[Stored entries]
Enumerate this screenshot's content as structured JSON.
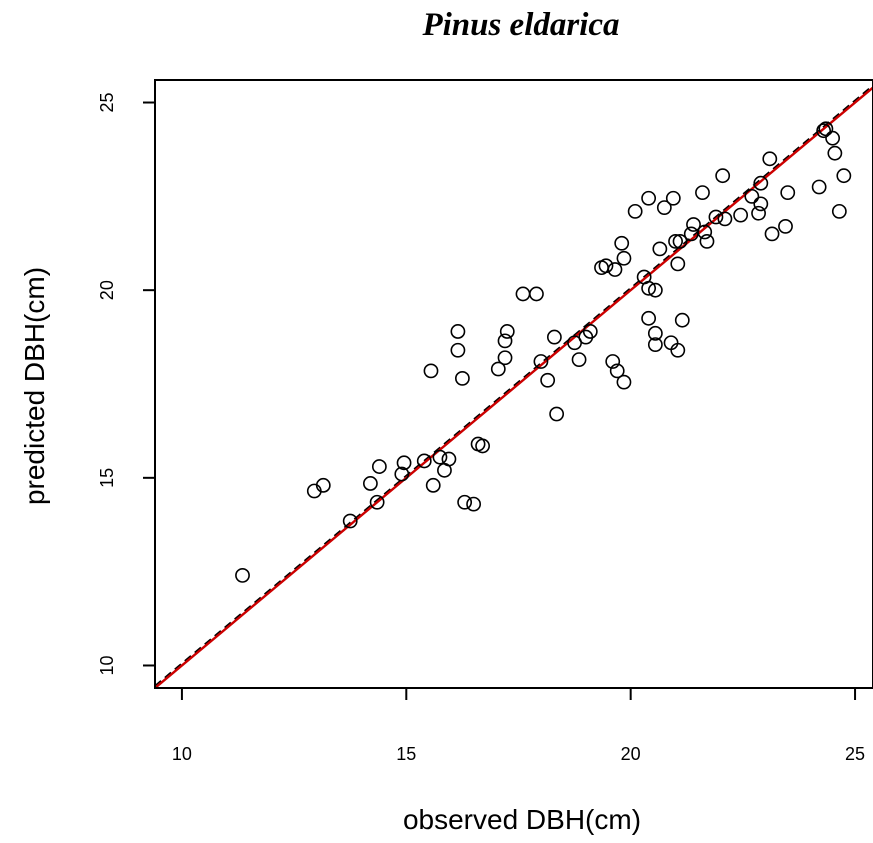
{
  "chart_data": {
    "type": "scatter",
    "title": "Pinus eldarica",
    "xlabel": "observed DBH(cm)",
    "ylabel": "predicted DBH(cm)",
    "xlim": [
      9.4,
      25.4
    ],
    "ylim": [
      9.4,
      25.6
    ],
    "xticks": [
      10,
      15,
      20,
      25
    ],
    "yticks": [
      10,
      15,
      20,
      25
    ],
    "grid": false,
    "lines": [
      {
        "style": "dashed",
        "color": "#000000",
        "intercept": 0.05,
        "slope": 1.0
      },
      {
        "style": "solid",
        "color": "#cc0000",
        "intercept": 0.0,
        "slope": 1.0
      }
    ],
    "points": [
      [
        11.35,
        12.4
      ],
      [
        12.95,
        14.65
      ],
      [
        13.15,
        14.8
      ],
      [
        13.75,
        13.85
      ],
      [
        14.2,
        14.85
      ],
      [
        14.35,
        14.35
      ],
      [
        14.4,
        15.3
      ],
      [
        14.9,
        15.1
      ],
      [
        14.95,
        15.4
      ],
      [
        15.4,
        15.45
      ],
      [
        15.6,
        14.8
      ],
      [
        15.75,
        15.55
      ],
      [
        15.85,
        15.2
      ],
      [
        15.95,
        15.5
      ],
      [
        16.3,
        14.35
      ],
      [
        16.5,
        14.3
      ],
      [
        16.6,
        15.9
      ],
      [
        16.7,
        15.85
      ],
      [
        15.55,
        17.85
      ],
      [
        16.15,
        18.4
      ],
      [
        16.15,
        18.9
      ],
      [
        16.25,
        17.65
      ],
      [
        17.05,
        17.9
      ],
      [
        17.2,
        18.2
      ],
      [
        17.2,
        18.65
      ],
      [
        17.25,
        18.9
      ],
      [
        17.6,
        19.9
      ],
      [
        17.9,
        19.9
      ],
      [
        18.0,
        18.1
      ],
      [
        18.15,
        17.6
      ],
      [
        18.3,
        18.75
      ],
      [
        18.35,
        16.7
      ],
      [
        18.75,
        18.6
      ],
      [
        18.85,
        18.15
      ],
      [
        19.0,
        18.75
      ],
      [
        19.1,
        18.9
      ],
      [
        19.35,
        20.6
      ],
      [
        19.45,
        20.65
      ],
      [
        19.6,
        18.1
      ],
      [
        19.65,
        20.55
      ],
      [
        19.7,
        17.85
      ],
      [
        19.8,
        21.25
      ],
      [
        19.85,
        20.85
      ],
      [
        19.85,
        17.55
      ],
      [
        20.1,
        22.1
      ],
      [
        20.3,
        20.35
      ],
      [
        20.4,
        22.45
      ],
      [
        20.4,
        20.05
      ],
      [
        20.4,
        19.25
      ],
      [
        20.55,
        20.0
      ],
      [
        20.55,
        18.85
      ],
      [
        20.55,
        18.55
      ],
      [
        20.65,
        21.1
      ],
      [
        20.75,
        22.2
      ],
      [
        20.9,
        18.6
      ],
      [
        20.95,
        22.45
      ],
      [
        21.0,
        21.3
      ],
      [
        21.05,
        18.4
      ],
      [
        21.05,
        20.7
      ],
      [
        21.1,
        21.3
      ],
      [
        21.15,
        19.2
      ],
      [
        21.35,
        21.5
      ],
      [
        21.4,
        21.75
      ],
      [
        21.6,
        22.6
      ],
      [
        21.65,
        21.55
      ],
      [
        21.7,
        21.3
      ],
      [
        21.9,
        21.95
      ],
      [
        22.05,
        23.05
      ],
      [
        22.1,
        21.9
      ],
      [
        22.45,
        22.0
      ],
      [
        22.7,
        22.5
      ],
      [
        22.85,
        22.05
      ],
      [
        22.9,
        22.85
      ],
      [
        22.9,
        22.3
      ],
      [
        23.1,
        23.5
      ],
      [
        23.15,
        21.5
      ],
      [
        23.45,
        21.7
      ],
      [
        23.5,
        22.6
      ],
      [
        24.2,
        22.75
      ],
      [
        24.3,
        24.25
      ],
      [
        24.35,
        24.3
      ],
      [
        24.5,
        24.05
      ],
      [
        24.55,
        23.65
      ],
      [
        24.65,
        22.1
      ],
      [
        24.75,
        23.05
      ]
    ]
  }
}
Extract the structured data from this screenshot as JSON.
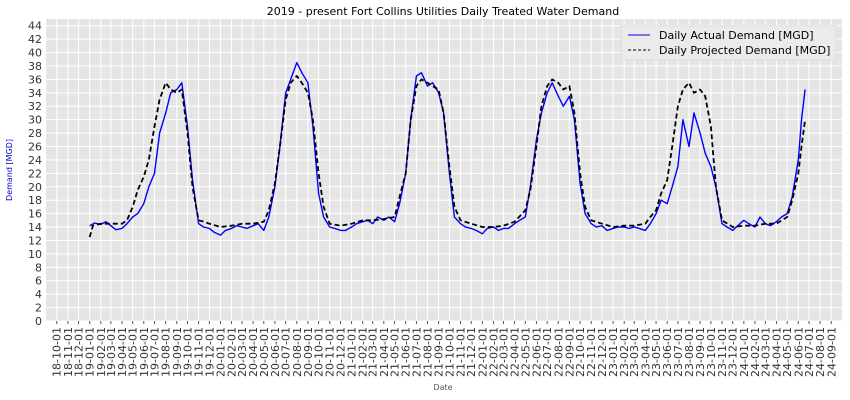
{
  "chart_data": {
    "type": "line",
    "title": "2019 - present Fort Collins Utilities Daily Treated Water Demand",
    "xlabel": "Date",
    "ylabel": "Demand [MGD]",
    "ylim": [
      0,
      45
    ],
    "y_ticks": [
      0,
      2,
      4,
      6,
      8,
      10,
      12,
      14,
      16,
      18,
      20,
      22,
      24,
      26,
      28,
      30,
      32,
      34,
      36,
      38,
      40,
      42,
      44
    ],
    "x_range": [
      "2018-09-01",
      "2024-10-01"
    ],
    "x_tick_labels": [
      "18-10-01",
      "18-11-01",
      "18-12-01",
      "19-01-01",
      "19-02-01",
      "19-03-01",
      "19-04-01",
      "19-05-01",
      "19-06-01",
      "19-07-01",
      "19-08-01",
      "19-09-01",
      "19-10-01",
      "19-11-01",
      "19-12-01",
      "20-01-01",
      "20-02-01",
      "20-03-01",
      "20-04-01",
      "20-05-01",
      "20-06-01",
      "20-07-01",
      "20-08-01",
      "20-09-01",
      "20-10-01",
      "20-11-01",
      "20-12-01",
      "21-01-01",
      "21-02-01",
      "21-03-01",
      "21-04-01",
      "21-05-01",
      "21-06-01",
      "21-07-01",
      "21-08-01",
      "21-09-01",
      "21-10-01",
      "21-11-01",
      "21-12-01",
      "22-01-01",
      "22-02-01",
      "22-03-01",
      "22-04-01",
      "22-05-01",
      "22-06-01",
      "22-07-01",
      "22-08-01",
      "22-09-01",
      "22-10-01",
      "22-11-01",
      "22-12-01",
      "23-01-01",
      "23-02-01",
      "23-03-01",
      "23-04-01",
      "23-05-01",
      "23-06-01",
      "23-07-01",
      "23-08-01",
      "23-09-01",
      "23-10-01",
      "23-11-01",
      "23-12-01",
      "24-01-01",
      "24-02-01",
      "24-03-01",
      "24-04-01",
      "24-05-01",
      "24-06-01",
      "24-07-01",
      "24-08-01",
      "24-09-01"
    ],
    "grid": true,
    "legend_position": "top-right",
    "series": [
      {
        "name": "Daily Actual Demand [MGD]",
        "color": "#0000ff",
        "style": "solid",
        "points": [
          [
            "2019-01-01",
            14.2
          ],
          [
            "2019-01-15",
            14.6
          ],
          [
            "2019-02-01",
            14.4
          ],
          [
            "2019-02-15",
            14.8
          ],
          [
            "2019-03-01",
            14.2
          ],
          [
            "2019-03-15",
            13.6
          ],
          [
            "2019-04-01",
            13.8
          ],
          [
            "2019-04-15",
            14.5
          ],
          [
            "2019-05-01",
            15.5
          ],
          [
            "2019-05-15",
            16.0
          ],
          [
            "2019-06-01",
            17.5
          ],
          [
            "2019-06-15",
            20.0
          ],
          [
            "2019-07-01",
            22.0
          ],
          [
            "2019-07-15",
            28.0
          ],
          [
            "2019-08-01",
            31.0
          ],
          [
            "2019-08-15",
            34.0
          ],
          [
            "2019-09-01",
            34.5
          ],
          [
            "2019-09-15",
            35.5
          ],
          [
            "2019-10-01",
            29.0
          ],
          [
            "2019-10-15",
            21.0
          ],
          [
            "2019-11-01",
            14.5
          ],
          [
            "2019-11-15",
            14.0
          ],
          [
            "2019-12-01",
            13.8
          ],
          [
            "2019-12-15",
            13.2
          ],
          [
            "2020-01-01",
            12.8
          ],
          [
            "2020-01-15",
            13.5
          ],
          [
            "2020-02-01",
            13.8
          ],
          [
            "2020-02-15",
            14.2
          ],
          [
            "2020-03-01",
            14.0
          ],
          [
            "2020-03-15",
            13.8
          ],
          [
            "2020-04-01",
            14.2
          ],
          [
            "2020-04-15",
            14.5
          ],
          [
            "2020-05-01",
            13.5
          ],
          [
            "2020-05-15",
            15.5
          ],
          [
            "2020-06-01",
            20.0
          ],
          [
            "2020-06-15",
            26.0
          ],
          [
            "2020-07-01",
            34.0
          ],
          [
            "2020-07-15",
            36.0
          ],
          [
            "2020-08-01",
            38.5
          ],
          [
            "2020-08-15",
            37.0
          ],
          [
            "2020-09-01",
            35.5
          ],
          [
            "2020-09-15",
            29.0
          ],
          [
            "2020-10-01",
            19.0
          ],
          [
            "2020-10-15",
            15.5
          ],
          [
            "2020-11-01",
            14.0
          ],
          [
            "2020-11-15",
            13.8
          ],
          [
            "2020-12-01",
            13.5
          ],
          [
            "2020-12-15",
            13.5
          ],
          [
            "2021-01-01",
            14.0
          ],
          [
            "2021-01-15",
            14.5
          ],
          [
            "2021-02-01",
            14.8
          ],
          [
            "2021-02-15",
            15.0
          ],
          [
            "2021-03-01",
            14.5
          ],
          [
            "2021-03-15",
            15.5
          ],
          [
            "2021-04-01",
            15.0
          ],
          [
            "2021-04-15",
            15.5
          ],
          [
            "2021-05-01",
            14.8
          ],
          [
            "2021-05-15",
            17.5
          ],
          [
            "2021-06-01",
            22.0
          ],
          [
            "2021-06-15",
            30.0
          ],
          [
            "2021-07-01",
            36.5
          ],
          [
            "2021-07-15",
            37.0
          ],
          [
            "2021-08-01",
            35.0
          ],
          [
            "2021-08-15",
            35.5
          ],
          [
            "2021-09-01",
            34.0
          ],
          [
            "2021-09-15",
            31.0
          ],
          [
            "2021-10-01",
            22.0
          ],
          [
            "2021-10-15",
            15.5
          ],
          [
            "2021-11-01",
            14.5
          ],
          [
            "2021-11-15",
            14.0
          ],
          [
            "2021-12-01",
            13.8
          ],
          [
            "2021-12-15",
            13.5
          ],
          [
            "2022-01-01",
            13.0
          ],
          [
            "2022-01-15",
            13.8
          ],
          [
            "2022-02-01",
            14.0
          ],
          [
            "2022-02-15",
            13.5
          ],
          [
            "2022-03-01",
            13.8
          ],
          [
            "2022-03-15",
            13.8
          ],
          [
            "2022-04-01",
            14.5
          ],
          [
            "2022-04-15",
            15.0
          ],
          [
            "2022-05-01",
            15.5
          ],
          [
            "2022-05-15",
            20.0
          ],
          [
            "2022-06-01",
            27.0
          ],
          [
            "2022-06-15",
            31.0
          ],
          [
            "2022-07-01",
            34.0
          ],
          [
            "2022-07-15",
            35.5
          ],
          [
            "2022-08-01",
            33.5
          ],
          [
            "2022-08-15",
            32.0
          ],
          [
            "2022-09-01",
            33.5
          ],
          [
            "2022-09-15",
            30.0
          ],
          [
            "2022-10-01",
            20.5
          ],
          [
            "2022-10-15",
            16.0
          ],
          [
            "2022-11-01",
            14.5
          ],
          [
            "2022-11-15",
            14.0
          ],
          [
            "2022-12-01",
            14.2
          ],
          [
            "2022-12-15",
            13.5
          ],
          [
            "2023-01-01",
            13.8
          ],
          [
            "2023-01-15",
            14.0
          ],
          [
            "2023-02-01",
            14.0
          ],
          [
            "2023-02-15",
            13.8
          ],
          [
            "2023-03-01",
            14.0
          ],
          [
            "2023-03-15",
            13.8
          ],
          [
            "2023-04-01",
            13.5
          ],
          [
            "2023-04-15",
            14.5
          ],
          [
            "2023-05-01",
            16.0
          ],
          [
            "2023-05-15",
            18.0
          ],
          [
            "2023-06-01",
            17.5
          ],
          [
            "2023-06-15",
            20.0
          ],
          [
            "2023-07-01",
            23.0
          ],
          [
            "2023-07-15",
            30.0
          ],
          [
            "2023-08-01",
            26.0
          ],
          [
            "2023-08-15",
            31.0
          ],
          [
            "2023-09-01",
            28.0
          ],
          [
            "2023-09-15",
            25.0
          ],
          [
            "2023-10-01",
            23.0
          ],
          [
            "2023-10-15",
            20.0
          ],
          [
            "2023-11-01",
            14.5
          ],
          [
            "2023-11-15",
            14.0
          ],
          [
            "2023-12-01",
            13.5
          ],
          [
            "2023-12-15",
            14.2
          ],
          [
            "2024-01-01",
            15.0
          ],
          [
            "2024-01-15",
            14.5
          ],
          [
            "2024-02-01",
            14.0
          ],
          [
            "2024-02-15",
            15.5
          ],
          [
            "2024-03-01",
            14.5
          ],
          [
            "2024-03-15",
            14.2
          ],
          [
            "2024-04-01",
            14.8
          ],
          [
            "2024-04-15",
            15.5
          ],
          [
            "2024-05-01",
            16.0
          ],
          [
            "2024-05-15",
            18.5
          ],
          [
            "2024-06-01",
            24.0
          ],
          [
            "2024-06-10",
            30.0
          ],
          [
            "2024-06-20",
            34.5
          ]
        ]
      },
      {
        "name": "Daily Projected Demand [MGD]",
        "color": "#000000",
        "style": "dashed",
        "points": [
          [
            "2019-01-01",
            12.5
          ],
          [
            "2019-01-10",
            14.2
          ],
          [
            "2019-02-01",
            14.5
          ],
          [
            "2019-03-01",
            14.5
          ],
          [
            "2019-04-01",
            14.5
          ],
          [
            "2019-04-15",
            15.0
          ],
          [
            "2019-05-01",
            17.0
          ],
          [
            "2019-05-15",
            19.5
          ],
          [
            "2019-06-01",
            21.5
          ],
          [
            "2019-06-15",
            24.0
          ],
          [
            "2019-07-01",
            29.0
          ],
          [
            "2019-07-15",
            33.0
          ],
          [
            "2019-08-01",
            35.5
          ],
          [
            "2019-08-15",
            34.5
          ],
          [
            "2019-09-01",
            34.0
          ],
          [
            "2019-09-15",
            34.5
          ],
          [
            "2019-10-01",
            28.0
          ],
          [
            "2019-10-15",
            20.0
          ],
          [
            "2019-11-01",
            15.0
          ],
          [
            "2019-11-15",
            14.8
          ],
          [
            "2019-12-01",
            14.5
          ],
          [
            "2020-01-01",
            14.0
          ],
          [
            "2020-02-01",
            14.2
          ],
          [
            "2020-03-01",
            14.5
          ],
          [
            "2020-04-01",
            14.5
          ],
          [
            "2020-05-01",
            14.8
          ],
          [
            "2020-05-15",
            16.5
          ],
          [
            "2020-06-01",
            20.5
          ],
          [
            "2020-06-15",
            26.0
          ],
          [
            "2020-07-01",
            33.0
          ],
          [
            "2020-07-15",
            35.5
          ],
          [
            "2020-08-01",
            36.5
          ],
          [
            "2020-08-15",
            35.5
          ],
          [
            "2020-09-01",
            34.0
          ],
          [
            "2020-09-15",
            30.0
          ],
          [
            "2020-10-01",
            22.0
          ],
          [
            "2020-10-15",
            17.0
          ],
          [
            "2020-11-01",
            14.5
          ],
          [
            "2020-12-01",
            14.2
          ],
          [
            "2021-01-01",
            14.5
          ],
          [
            "2021-02-01",
            15.0
          ],
          [
            "2021-03-01",
            15.0
          ],
          [
            "2021-04-01",
            15.2
          ],
          [
            "2021-05-01",
            15.5
          ],
          [
            "2021-05-15",
            18.5
          ],
          [
            "2021-06-01",
            22.0
          ],
          [
            "2021-06-15",
            30.0
          ],
          [
            "2021-07-01",
            35.0
          ],
          [
            "2021-07-15",
            36.0
          ],
          [
            "2021-08-01",
            35.5
          ],
          [
            "2021-08-15",
            35.0
          ],
          [
            "2021-09-01",
            34.5
          ],
          [
            "2021-09-15",
            31.0
          ],
          [
            "2021-10-01",
            23.0
          ],
          [
            "2021-10-15",
            17.0
          ],
          [
            "2021-11-01",
            15.0
          ],
          [
            "2021-12-01",
            14.5
          ],
          [
            "2022-01-01",
            14.0
          ],
          [
            "2022-02-01",
            14.0
          ],
          [
            "2022-03-01",
            14.2
          ],
          [
            "2022-04-01",
            14.8
          ],
          [
            "2022-05-01",
            16.5
          ],
          [
            "2022-05-15",
            19.5
          ],
          [
            "2022-06-01",
            26.0
          ],
          [
            "2022-06-15",
            32.0
          ],
          [
            "2022-07-01",
            35.0
          ],
          [
            "2022-07-15",
            36.0
          ],
          [
            "2022-08-01",
            35.5
          ],
          [
            "2022-08-15",
            34.5
          ],
          [
            "2022-09-01",
            35.0
          ],
          [
            "2022-09-15",
            31.0
          ],
          [
            "2022-10-01",
            22.0
          ],
          [
            "2022-10-15",
            17.0
          ],
          [
            "2022-11-01",
            15.0
          ],
          [
            "2022-12-01",
            14.5
          ],
          [
            "2023-01-01",
            14.0
          ],
          [
            "2023-02-01",
            14.2
          ],
          [
            "2023-03-01",
            14.2
          ],
          [
            "2023-04-01",
            14.5
          ],
          [
            "2023-04-15",
            15.5
          ],
          [
            "2023-05-01",
            16.5
          ],
          [
            "2023-05-15",
            19.0
          ],
          [
            "2023-06-01",
            21.0
          ],
          [
            "2023-06-15",
            26.0
          ],
          [
            "2023-07-01",
            32.0
          ],
          [
            "2023-07-15",
            34.5
          ],
          [
            "2023-08-01",
            35.5
          ],
          [
            "2023-08-15",
            34.0
          ],
          [
            "2023-09-01",
            34.5
          ],
          [
            "2023-09-15",
            33.5
          ],
          [
            "2023-10-01",
            29.0
          ],
          [
            "2023-10-15",
            20.0
          ],
          [
            "2023-11-01",
            15.0
          ],
          [
            "2023-12-01",
            14.0
          ],
          [
            "2024-01-01",
            14.2
          ],
          [
            "2024-02-01",
            14.2
          ],
          [
            "2024-03-01",
            14.5
          ],
          [
            "2024-04-01",
            14.5
          ],
          [
            "2024-05-01",
            15.5
          ],
          [
            "2024-05-15",
            18.0
          ],
          [
            "2024-06-01",
            22.0
          ],
          [
            "2024-06-10",
            26.0
          ],
          [
            "2024-06-20",
            30.0
          ]
        ]
      }
    ]
  }
}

EXERCISE REQUIREMENTS: Using the records given above, list every line that includes the word "Daily".

EXERCISE ANSWER:
    "title": "2019 - present Fort Collins Utilities Daily Treated Water Demand",
        "name": "Daily Actual Demand [MGD]",
        "name": "Daily Projected Demand [MGD]",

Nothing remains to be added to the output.